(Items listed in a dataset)
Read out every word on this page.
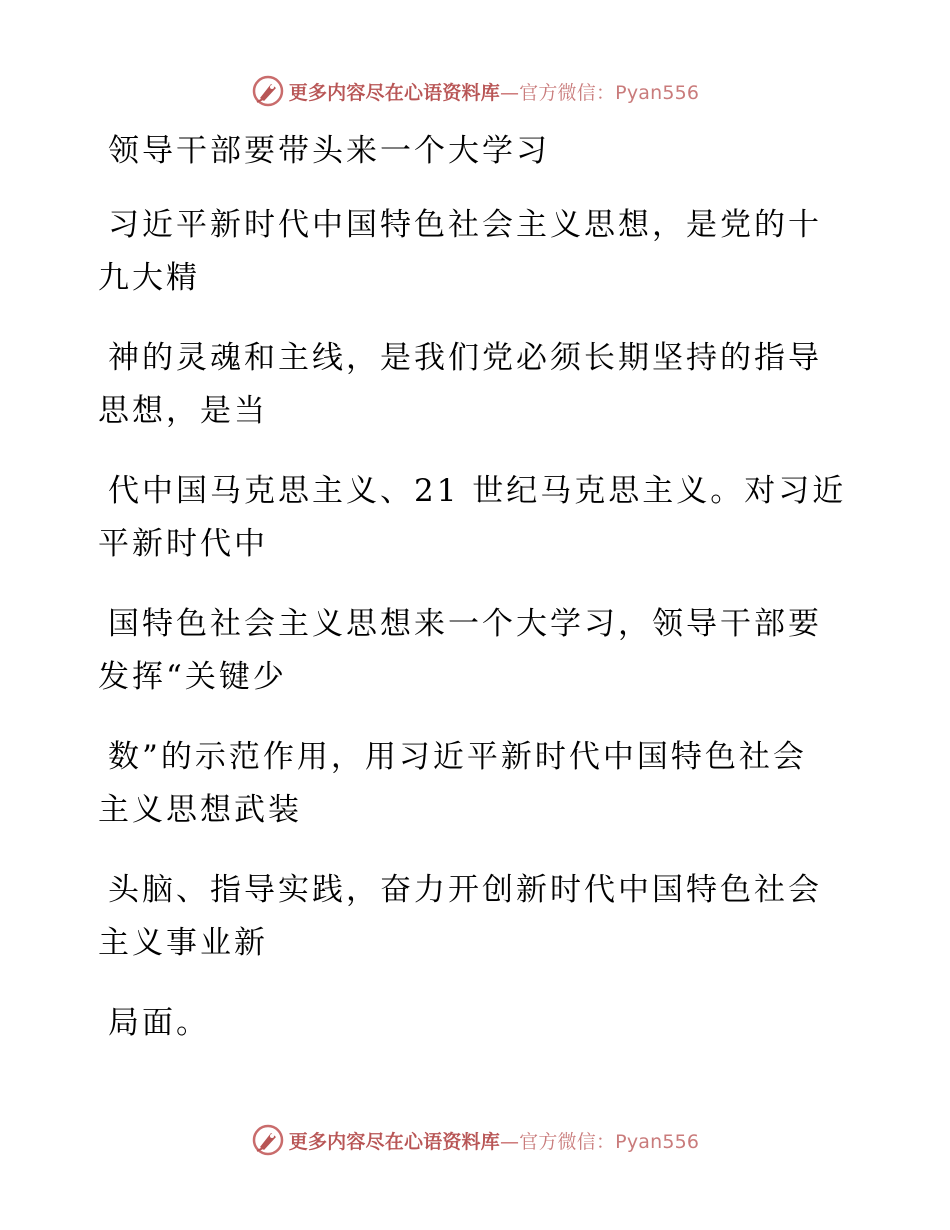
更多内容尽在心语资料库—官方微信：Pyan556
领导干部要带头来一个大学习
习近平新时代中国特色社会主义思想，是党的十
九大精
神的灵魂和主线，是我们党必须长期坚持的指导
思想，是当
代中国马克思主义、21 世纪马克思主义。对习近
平新时代中
国特色社会主义思想来一个大学习，领导干部要
发挥“关键少
数”的示范作用，用习近平新时代中国特色社会
主义思想武装
头脑、指导实践，奋力开创新时代中国特色社会
主义事业新
局面。
更多内容尽在心语资料库—官方微信：Pyan556
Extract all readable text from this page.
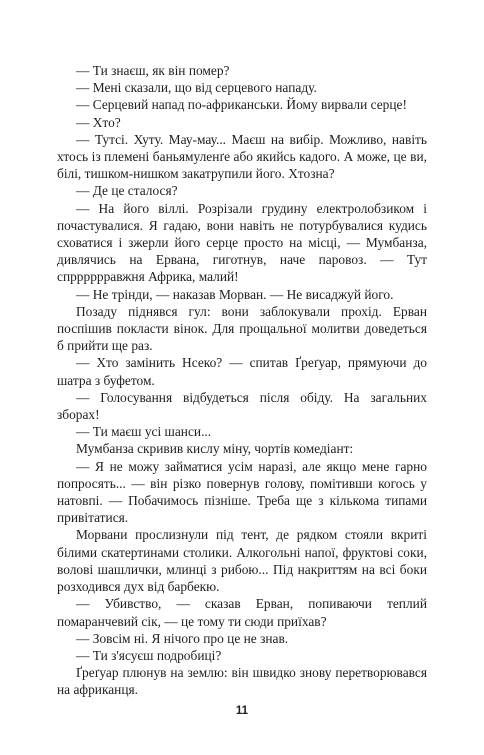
— Ти знаєш, як він помер?

— Мені сказали, що від серцевого нападу.

— Серцевий напад по-африканськи. Йому вирвали серце!

— Хто?

— Тутсі. Хуту. Мау-мау... Маєш на вибір. Можливо, навіть хтось із племені баньямуленґе або якийсь кадого. А може, це ви, білі, тишком-нишком закатрупили його. Хтозна?

— Де це сталося?

— На його віллі. Розрізали грудину електролобзиком і почастувалися. Я гадаю, вони навіть не потурбувалися кудись сховатися і зжерли його серце просто на місці, — Мумбанза, дивлячись на Ервана, гиготнув, наче паровоз. — Тут спрррррравжня Африка, малий!

— Не трінди, — наказав Морван. — Не висаджуй його.

Позаду піднявся гул: вони заблокували прохід. Ерван поспішив покласти вінок. Для прощальної молитви доведеться б прийти ще раз.

— Хто замінить Нсеко? — спитав Ґреґуар, прямуючи до шатра з буфетом.

— Голосування відбудеться після обіду. На загальних зборах!

— Ти маєш усі шанси...

Мумбанза скривив кислу міну, чортів комедіант:

— Я не можу займатися усім наразі, але якщо мене гарно попросять... — він різко повернув голову, помітивши когось у натовпі. — Побачимось пізніше. Треба ще з кількома типами привітатися.

Морвани прослизнули під тент, де рядком стояли вкриті білими скатертинами столики. Алкогольні напої, фруктові соки, волові шашлички, млинці з рибою... Під накриттям на всі боки розходився дух від барбекю.

— Убивство, — сказав Ерван, попиваючи теплий помаранчевий сік, — це тому ти сюди приїхав?

— Зовсім ні. Я нічого про це не знав.

— Ти з'ясуєш подробиці?

Ґреґуар плюнув на землю: він швидко знову перетворювався на африканця.

11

> Goal
In your copy of the listing above, reproduce each line exactly and omit all pictures.

> Completed task
Read out every word on this page.
更多内容尽在心语资料库—官方微信：Pyan556
领导干部要带头来一个大学习
习近平新时代中国特色社会主义思想，是党的十
九大精
神的灵魂和主线，是我们党必须长期坚持的指导
思想，是当
代中国马克思主义、21 世纪马克思主义。对习近
平新时代中
国特色社会主义思想来一个大学习，领导干部要
发挥“关键少
数”的示范作用，用习近平新时代中国特色社会
主义思想武装
头脑、指导实践，奋力开创新时代中国特色社会
主义事业新
局面。
更多内容尽在心语资料库—官方微信：Pyan556
Extract all readable text from this page.
— Ти знаєш, як він помер?

— Мені сказали, що від серцевого нападу.

— Серцевий напад по-африканськи. Йому вирвали серце!

— Хто?

— Тутсі. Хуту. Мау-мау... Маєш на вибір. Можливо, навіть хтось із племені баньямуленґе або якийсь кадого. А може, це ви, білі, тишком-нишком закатрупили його. Хтозна?

— Де це сталося?

— На його віллі. Розрізали грудину електролобзиком і почастувалися. Я гадаю, вони навіть не потурбувалися кудись сховатися і зжерли його серце просто на місці, — Мумбанза, дивлячись на Ервана, гиготнув, наче паровоз. — Тут спрррррравжня Африка, малий!

— Не трінди, — наказав Морван. — Не висаджуй його.

Позаду піднявся гул: вони заблокували прохід. Ерван поспішив покласти вінок. Для прощальної молитви доведеться б прийти ще раз.

— Хто замінить Нсеко? — спитав Ґреґуар, прямуючи до шатра з буфетом.

— Голосування відбудеться після обіду. На загальних зборах!

— Ти маєш усі шанси...

Мумбанза скривив кислу міну, чортів комедіант:

— Я не можу займатися усім наразі, але якщо мене гарно попросять... — він різко повернув голову, помітивши когось у натовпі. — Побачимось пізніше. Треба ще з кількома типами привітатися.

Морвани прослизнули під тент, де рядком стояли вкриті білими скатертинами столики. Алкогольні напої, фруктові соки, волові шашлички, млинці з рибою... Під накриттям на всі боки розходився дух від барбекю.

— Убивство, — сказав Ерван, попиваючи теплий помаранчевий сік, — це тому ти сюди приїхав?

— Зовсім ні. Я нічого про це не знав.

— Ти з'ясуєш подробиці?

Ґреґуар плюнув на землю: він швидко знову перетворювався на африканця.

11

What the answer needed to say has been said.